(Stored items from a collection)
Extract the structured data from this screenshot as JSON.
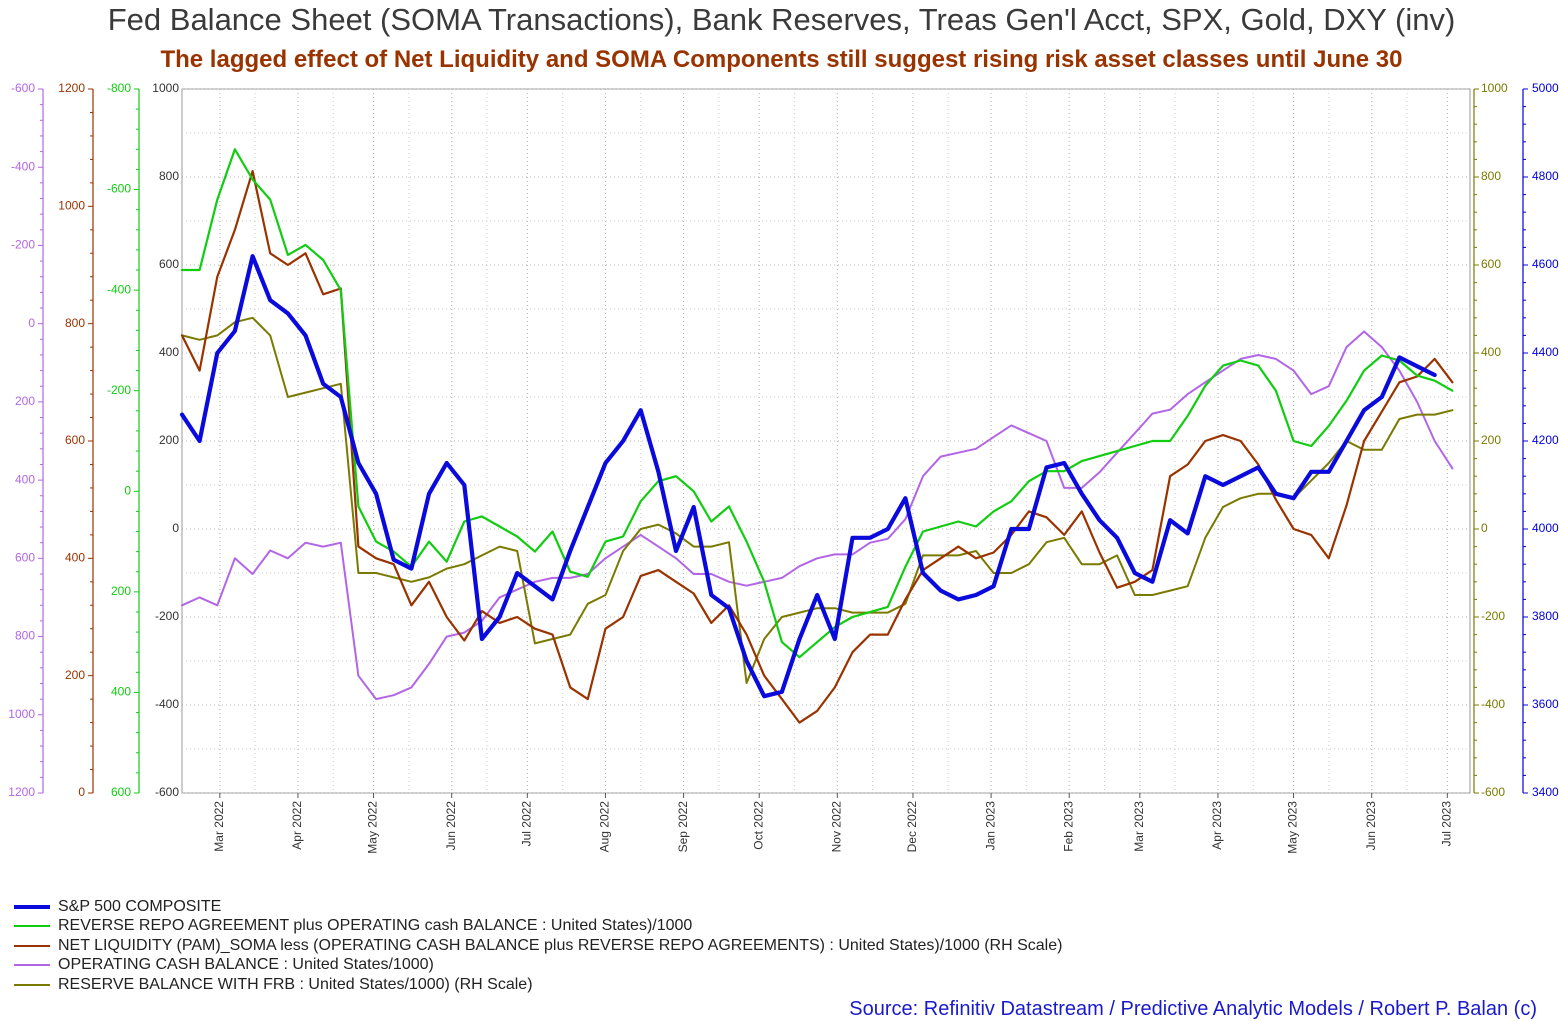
{
  "title": "Fed Balance Sheet (SOMA Transactions), Bank Reserves, Treas Gen'l Acct, SPX, Gold, DXY (inv)",
  "subtitle": "The lagged effect of Net Liquidity and SOMA Components still suggest rising risk asset classes until June 30",
  "source": "Source: Refinitiv Datastream / Predictive Analytic Models / Robert P. Balan (c)",
  "colors": {
    "spx": "#0a0adc",
    "green": "#11cc11",
    "brown": "#993300",
    "purple": "#b266e6",
    "olive": "#7a7a00",
    "blue_axis": "#0000dd"
  },
  "chart_data": {
    "type": "line",
    "x_labels": [
      "Mar 2022",
      "Apr 2022",
      "May 2022",
      "Jun 2022",
      "Jul 2022",
      "Aug 2022",
      "Sep 2022",
      "Oct 2022",
      "Nov 2022",
      "Dec 2022",
      "Jan 2023",
      "Feb 2023",
      "Mar 2023",
      "Apr 2023",
      "May 2023",
      "Jun 2023",
      "Jul 2023"
    ],
    "x_ticks": [
      "2022-03-01",
      "2022-04-01",
      "2022-05-01",
      "2022-06-01",
      "2022-07-01",
      "2022-08-01",
      "2022-09-01",
      "2022-10-01",
      "2022-11-01",
      "2022-12-01",
      "2023-01-01",
      "2023-02-01",
      "2023-03-01",
      "2023-04-01",
      "2023-05-01",
      "2023-06-01",
      "2023-07-01"
    ],
    "x_range": [
      "2022-02-14",
      "2023-07-10"
    ],
    "grid": true,
    "legend_position": "bottom-left",
    "axes": {
      "purple_inv": {
        "ticks": [
          "-600",
          "-400",
          "-200",
          "0",
          "200",
          "400",
          "600",
          "800",
          "1000",
          "1200"
        ],
        "range": [
          -600,
          1200
        ],
        "inverted": true
      },
      "brown_left": {
        "ticks": [
          "1200",
          "1000",
          "800",
          "600",
          "400",
          "200",
          "0"
        ],
        "range": [
          0,
          1200
        ]
      },
      "green_inv": {
        "ticks": [
          "-800",
          "-600",
          "-400",
          "-200",
          "0",
          "200",
          "400",
          "600"
        ],
        "range": [
          -800,
          600
        ],
        "inverted": true
      },
      "main_left": {
        "ticks": [
          "1000",
          "800",
          "600",
          "400",
          "200",
          "0",
          "-200",
          "-400",
          "-600"
        ],
        "range": [
          -600,
          1000
        ]
      },
      "olive_right": {
        "ticks": [
          "1000",
          "800",
          "600",
          "400",
          "200",
          "0",
          "-200",
          "-400",
          "-600"
        ],
        "range": [
          -600,
          1000
        ]
      },
      "spx_right": {
        "ticks": [
          "5000",
          "4800",
          "4600",
          "4400",
          "4200",
          "4000",
          "3800",
          "3600",
          "3400"
        ],
        "range": [
          3400,
          5000
        ]
      }
    },
    "series": [
      {
        "name": "S&P 500 COMPOSITE",
        "axis": "spx_right",
        "x": [
          "2022-02-14",
          "2022-02-21",
          "2022-02-28",
          "2022-03-07",
          "2022-03-14",
          "2022-03-21",
          "2022-03-28",
          "2022-04-04",
          "2022-04-11",
          "2022-04-18",
          "2022-04-25",
          "2022-05-02",
          "2022-05-09",
          "2022-05-16",
          "2022-05-23",
          "2022-05-30",
          "2022-06-06",
          "2022-06-13",
          "2022-06-20",
          "2022-06-27",
          "2022-07-04",
          "2022-07-11",
          "2022-07-18",
          "2022-07-25",
          "2022-08-01",
          "2022-08-08",
          "2022-08-15",
          "2022-08-22",
          "2022-08-29",
          "2022-09-05",
          "2022-09-12",
          "2022-09-19",
          "2022-09-26",
          "2022-10-03",
          "2022-10-10",
          "2022-10-17",
          "2022-10-24",
          "2022-10-31",
          "2022-11-07",
          "2022-11-14",
          "2022-11-21",
          "2022-11-28",
          "2022-12-05",
          "2022-12-12",
          "2022-12-19",
          "2022-12-26",
          "2023-01-02",
          "2023-01-09",
          "2023-01-16",
          "2023-01-23",
          "2023-01-30",
          "2023-02-06",
          "2023-02-13",
          "2023-02-20",
          "2023-02-27",
          "2023-03-06",
          "2023-03-13",
          "2023-03-20",
          "2023-03-27",
          "2023-04-03",
          "2023-04-10",
          "2023-04-17",
          "2023-04-24",
          "2023-05-01",
          "2023-05-08",
          "2023-05-15",
          "2023-05-22",
          "2023-05-29",
          "2023-06-05",
          "2023-06-12",
          "2023-06-19",
          "2023-06-26"
        ],
        "y": [
          4260,
          4200,
          4400,
          4450,
          4620,
          4520,
          4490,
          4440,
          4330,
          4300,
          4150,
          4080,
          3930,
          3910,
          4080,
          4150,
          4100,
          3750,
          3800,
          3900,
          3870,
          3840,
          3950,
          4050,
          4150,
          4200,
          4270,
          4130,
          3950,
          4050,
          3850,
          3820,
          3700,
          3620,
          3630,
          3750,
          3850,
          3750,
          3980,
          3980,
          4000,
          4070,
          3900,
          3860,
          3840,
          3850,
          3870,
          4000,
          4000,
          4140,
          4150,
          4080,
          4020,
          3980,
          3900,
          3880,
          4020,
          3990,
          4120,
          4100,
          4120,
          4140,
          4080,
          4070,
          4130,
          4130,
          4200,
          4270,
          4300,
          4390,
          4370,
          4350
        ]
      },
      {
        "name": "REVERSE REPO AGREEMENT plus OPERATING cash BALANCE : United States)/1000",
        "axis": "green_inv",
        "x": [
          "2022-02-14",
          "2022-02-21",
          "2022-02-28",
          "2022-03-07",
          "2022-03-14",
          "2022-03-21",
          "2022-03-28",
          "2022-04-04",
          "2022-04-11",
          "2022-04-18",
          "2022-04-25",
          "2022-05-02",
          "2022-05-09",
          "2022-05-16",
          "2022-05-23",
          "2022-05-30",
          "2022-06-06",
          "2022-06-13",
          "2022-06-20",
          "2022-06-27",
          "2022-07-04",
          "2022-07-11",
          "2022-07-18",
          "2022-07-25",
          "2022-08-01",
          "2022-08-08",
          "2022-08-15",
          "2022-08-22",
          "2022-08-29",
          "2022-09-05",
          "2022-09-12",
          "2022-09-19",
          "2022-09-26",
          "2022-10-03",
          "2022-10-10",
          "2022-10-17",
          "2022-10-24",
          "2022-10-31",
          "2022-11-07",
          "2022-11-14",
          "2022-11-21",
          "2022-11-28",
          "2022-12-05",
          "2022-12-12",
          "2022-12-19",
          "2022-12-26",
          "2023-01-02",
          "2023-01-09",
          "2023-01-16",
          "2023-01-23",
          "2023-01-30",
          "2023-02-06",
          "2023-02-13",
          "2023-02-20",
          "2023-02-27",
          "2023-03-06",
          "2023-03-13",
          "2023-03-20",
          "2023-03-27",
          "2023-04-03",
          "2023-04-10",
          "2023-04-17",
          "2023-04-24",
          "2023-05-01",
          "2023-05-08",
          "2023-05-15",
          "2023-05-22",
          "2023-05-29",
          "2023-06-05",
          "2023-06-12",
          "2023-06-19",
          "2023-06-26",
          "2023-07-03"
        ],
        "y": [
          -440,
          -440,
          -580,
          -680,
          -620,
          -580,
          -470,
          -490,
          -460,
          -400,
          30,
          100,
          120,
          150,
          100,
          140,
          60,
          50,
          70,
          90,
          120,
          80,
          160,
          170,
          100,
          90,
          20,
          -20,
          -30,
          0,
          60,
          30,
          100,
          180,
          300,
          330,
          300,
          270,
          250,
          240,
          230,
          150,
          80,
          70,
          60,
          70,
          40,
          20,
          -20,
          -40,
          -40,
          -60,
          -70,
          -80,
          -90,
          -100,
          -100,
          -150,
          -210,
          -250,
          -260,
          -250,
          -200,
          -100,
          -90,
          -130,
          -180,
          -240,
          -270,
          -260,
          -230,
          -220,
          -200
        ]
      },
      {
        "name": "NET LIQUIDITY (PAM)_SOMA less (OPERATING CASH BALANCE plus REVERSE REPO AGREEMENTS) : United States)/1000 (RH Scale)",
        "axis": "brown_left",
        "x": [
          "2022-02-14",
          "2022-02-21",
          "2022-02-28",
          "2022-03-07",
          "2022-03-14",
          "2022-03-21",
          "2022-03-28",
          "2022-04-04",
          "2022-04-11",
          "2022-04-18",
          "2022-04-25",
          "2022-05-02",
          "2022-05-09",
          "2022-05-16",
          "2022-05-23",
          "2022-05-30",
          "2022-06-06",
          "2022-06-13",
          "2022-06-20",
          "2022-06-27",
          "2022-07-04",
          "2022-07-11",
          "2022-07-18",
          "2022-07-25",
          "2022-08-01",
          "2022-08-08",
          "2022-08-15",
          "2022-08-22",
          "2022-08-29",
          "2022-09-05",
          "2022-09-12",
          "2022-09-19",
          "2022-09-26",
          "2022-10-03",
          "2022-10-10",
          "2022-10-17",
          "2022-10-24",
          "2022-10-31",
          "2022-11-07",
          "2022-11-14",
          "2022-11-21",
          "2022-11-28",
          "2022-12-05",
          "2022-12-12",
          "2022-12-19",
          "2022-12-26",
          "2023-01-02",
          "2023-01-09",
          "2023-01-16",
          "2023-01-23",
          "2023-01-30",
          "2023-02-06",
          "2023-02-13",
          "2023-02-20",
          "2023-02-27",
          "2023-03-06",
          "2023-03-13",
          "2023-03-20",
          "2023-03-27",
          "2023-04-03",
          "2023-04-10",
          "2023-04-17",
          "2023-04-24",
          "2023-05-01",
          "2023-05-08",
          "2023-05-15",
          "2023-05-22",
          "2023-05-29",
          "2023-06-05",
          "2023-06-12",
          "2023-06-19",
          "2023-06-26",
          "2023-07-03"
        ],
        "y": [
          780,
          720,
          880,
          960,
          1060,
          920,
          900,
          920,
          850,
          860,
          420,
          400,
          390,
          320,
          360,
          300,
          260,
          310,
          290,
          300,
          280,
          270,
          180,
          160,
          280,
          300,
          370,
          380,
          360,
          340,
          290,
          320,
          270,
          200,
          160,
          120,
          140,
          180,
          240,
          270,
          270,
          330,
          380,
          400,
          420,
          400,
          410,
          440,
          480,
          470,
          440,
          480,
          410,
          350,
          360,
          380,
          540,
          560,
          600,
          610,
          600,
          560,
          500,
          450,
          440,
          400,
          490,
          600,
          650,
          700,
          710,
          740,
          700
        ]
      },
      {
        "name": "OPERATING CASH BALANCE : United States/1000)",
        "axis": "purple_inv",
        "x": [
          "2022-02-14",
          "2022-02-21",
          "2022-02-28",
          "2022-03-07",
          "2022-03-14",
          "2022-03-21",
          "2022-03-28",
          "2022-04-04",
          "2022-04-11",
          "2022-04-18",
          "2022-04-25",
          "2022-05-02",
          "2022-05-09",
          "2022-05-16",
          "2022-05-23",
          "2022-05-30",
          "2022-06-06",
          "2022-06-13",
          "2022-06-20",
          "2022-06-27",
          "2022-07-04",
          "2022-07-11",
          "2022-07-18",
          "2022-07-25",
          "2022-08-01",
          "2022-08-08",
          "2022-08-15",
          "2022-08-22",
          "2022-08-29",
          "2022-09-05",
          "2022-09-12",
          "2022-09-19",
          "2022-09-26",
          "2022-10-03",
          "2022-10-10",
          "2022-10-17",
          "2022-10-24",
          "2022-10-31",
          "2022-11-07",
          "2022-11-14",
          "2022-11-21",
          "2022-11-28",
          "2022-12-05",
          "2022-12-12",
          "2022-12-19",
          "2022-12-26",
          "2023-01-02",
          "2023-01-09",
          "2023-01-16",
          "2023-01-23",
          "2023-01-30",
          "2023-02-06",
          "2023-02-13",
          "2023-02-20",
          "2023-02-27",
          "2023-03-06",
          "2023-03-13",
          "2023-03-20",
          "2023-03-27",
          "2023-04-03",
          "2023-04-10",
          "2023-04-17",
          "2023-04-24",
          "2023-05-01",
          "2023-05-08",
          "2023-05-15",
          "2023-05-22",
          "2023-05-29",
          "2023-06-05",
          "2023-06-12",
          "2023-06-19",
          "2023-06-26",
          "2023-07-03"
        ],
        "y": [
          720,
          700,
          720,
          600,
          640,
          580,
          600,
          560,
          570,
          560,
          900,
          960,
          950,
          930,
          870,
          800,
          790,
          760,
          700,
          680,
          660,
          650,
          650,
          640,
          600,
          570,
          540,
          570,
          600,
          640,
          640,
          660,
          670,
          660,
          650,
          620,
          600,
          590,
          590,
          560,
          550,
          500,
          390,
          340,
          330,
          320,
          290,
          260,
          280,
          300,
          420,
          420,
          380,
          330,
          280,
          230,
          220,
          180,
          150,
          120,
          90,
          80,
          90,
          120,
          180,
          160,
          60,
          20,
          60,
          120,
          200,
          300,
          370
        ]
      },
      {
        "name": "RESERVE BALANCE WITH FRB : United States/1000) (RH Scale)",
        "axis": "olive_right",
        "x": [
          "2022-02-14",
          "2022-02-21",
          "2022-02-28",
          "2022-03-07",
          "2022-03-14",
          "2022-03-21",
          "2022-03-28",
          "2022-04-04",
          "2022-04-11",
          "2022-04-18",
          "2022-04-25",
          "2022-05-02",
          "2022-05-09",
          "2022-05-16",
          "2022-05-23",
          "2022-05-30",
          "2022-06-06",
          "2022-06-13",
          "2022-06-20",
          "2022-06-27",
          "2022-07-04",
          "2022-07-11",
          "2022-07-18",
          "2022-07-25",
          "2022-08-01",
          "2022-08-08",
          "2022-08-15",
          "2022-08-22",
          "2022-08-29",
          "2022-09-05",
          "2022-09-12",
          "2022-09-19",
          "2022-09-26",
          "2022-10-03",
          "2022-10-10",
          "2022-10-17",
          "2022-10-24",
          "2022-10-31",
          "2022-11-07",
          "2022-11-14",
          "2022-11-21",
          "2022-11-28",
          "2022-12-05",
          "2022-12-12",
          "2022-12-19",
          "2022-12-26",
          "2023-01-02",
          "2023-01-09",
          "2023-01-16",
          "2023-01-23",
          "2023-01-30",
          "2023-02-06",
          "2023-02-13",
          "2023-02-20",
          "2023-02-27",
          "2023-03-06",
          "2023-03-13",
          "2023-03-20",
          "2023-03-27",
          "2023-04-03",
          "2023-04-10",
          "2023-04-17",
          "2023-04-24",
          "2023-05-01",
          "2023-05-08",
          "2023-05-15",
          "2023-05-22",
          "2023-05-29",
          "2023-06-05",
          "2023-06-12",
          "2023-06-19",
          "2023-06-26",
          "2023-07-03"
        ],
        "y": [
          440,
          430,
          440,
          470,
          480,
          440,
          300,
          310,
          320,
          330,
          -100,
          -100,
          -110,
          -120,
          -110,
          -90,
          -80,
          -60,
          -40,
          -50,
          -260,
          -250,
          -240,
          -170,
          -150,
          -50,
          0,
          10,
          -10,
          -40,
          -40,
          -30,
          -350,
          -250,
          -200,
          -190,
          -180,
          -180,
          -190,
          -190,
          -190,
          -170,
          -60,
          -60,
          -60,
          -50,
          -100,
          -100,
          -80,
          -30,
          -20,
          -80,
          -80,
          -60,
          -150,
          -150,
          -140,
          -130,
          -20,
          50,
          70,
          80,
          80,
          70,
          110,
          150,
          200,
          180,
          180,
          250,
          260,
          260,
          270
        ]
      }
    ]
  }
}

▶ [Goal of the exercise]
Pick out all lines from the data above in which the word "Scale" appears.

▶ [Response to the task]
        "name": "NET LIQUIDITY (PAM)_SOMA less (OPERATING CASH BALANCE plus REVERSE REPO AGREEMENTS) : United States)/1000 (RH Scale)",
        "name": "RESERVE BALANCE WITH FRB : United States/1000) (RH Scale)",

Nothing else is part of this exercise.